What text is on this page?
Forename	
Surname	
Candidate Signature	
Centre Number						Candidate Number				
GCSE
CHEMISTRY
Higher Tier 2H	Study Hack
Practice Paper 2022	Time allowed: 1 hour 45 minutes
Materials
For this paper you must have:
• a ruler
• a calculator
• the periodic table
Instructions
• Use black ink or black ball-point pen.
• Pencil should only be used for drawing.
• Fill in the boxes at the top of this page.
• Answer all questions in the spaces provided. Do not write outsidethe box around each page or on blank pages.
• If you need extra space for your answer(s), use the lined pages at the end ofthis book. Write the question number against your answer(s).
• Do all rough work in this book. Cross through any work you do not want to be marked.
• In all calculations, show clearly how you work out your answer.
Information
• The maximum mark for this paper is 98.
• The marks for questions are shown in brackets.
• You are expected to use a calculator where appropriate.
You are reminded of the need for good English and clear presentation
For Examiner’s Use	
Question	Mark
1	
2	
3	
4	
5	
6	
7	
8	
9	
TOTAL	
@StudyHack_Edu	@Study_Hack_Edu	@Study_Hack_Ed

_____

▶ **What to do**
Give a word-for-word copy of the records.

▶ **Result for this exercise**
What text is on this page?
Forename	
Surname	
Candidate Signature	
Centre Number						Candidate Number				
GCSE
CHEMISTRY
Higher Tier 2H	Study Hack
Practice Paper 2022	Time allowed: 1 hour 45 minutes
Materials
For this paper you must have:
• a ruler
• a calculator
• the periodic table
Instructions
• Use black ink or black ball-point pen.
• Pencil should only be used for drawing.
• Fill in the boxes at the top of this page.
• Answer all questions in the spaces provided. Do not write outsidethe box around each page or on blank pages.
• If you need extra space for your answer(s), use the lined pages at the end ofthis book. Write the question number against your answer(s).
• Do all rough work in this book. Cross through any work you do not want to be marked.
• In all calculations, show clearly how you work out your answer.
Information
• The maximum mark for this paper is 98.
• The marks for questions are shown in brackets.
• You are expected to use a calculator where appropriate.
You are reminded of the need for good English and clear presentation
For Examiner’s Use	
Question	Mark
1	
2	
3	
4	
5	
6	
7	
8	
9	
TOTAL	
@StudyHack_Edu	@Study_Hack_Edu	@Study_Hack_Ed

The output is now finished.